**PAGE:**
◇ ◇ ◇ ◇ ◇ ◇ ◇

Noteworthy on the list are Calvin and Grant Hill, Bobby and Brett Hull, Nate Williams (Olympian) and Natalie Williams (NBA), Muhammad and Laila Ali, Joe and Kobe Bryant, Joe and Marvis Frazier, Ken Griffey Sr. and Jr.

Standing out in the father and offspring phenomenon are Bobby and Barry Bonds. Barry matched his father in the exclusive 30 home runs-30 stolen bases club. Anthony Dorsett matched his NFL Hall of Fame father, Tony Dorsett, as the first father and son to start in a Super Bowl.

Maybe top on the list are Cecil and Prince Fielder. There has never been in the long history of Major League Baseball a father smash at least 50 home runs and the son later matches him. Cecil, playing for the Tigers in 1990 slammed 51 dingers and in 2007 Prince blasted 50 home runs. Both led their league in home runs.

◇ ◇ ◇ ◇ ◇ ◇ ◇

**SOURCE EXCERPT:**
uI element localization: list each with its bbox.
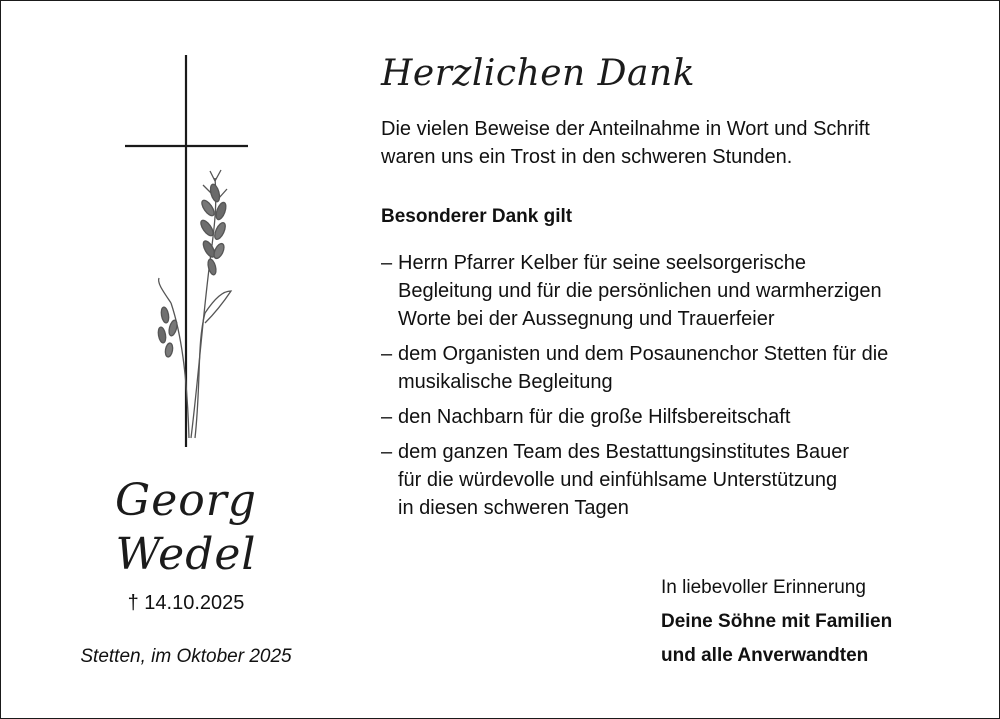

◇ ◇ ◇ ◇ ◇ ◇ ◇

**STATED GOAL:**
In the passage on athlete fathers and their children, which father and son are named as the first to start in a Super Bowl?

**REPLY TO THE EXERCISE:**
Tony Dorsett and his son Anthony Dorsett.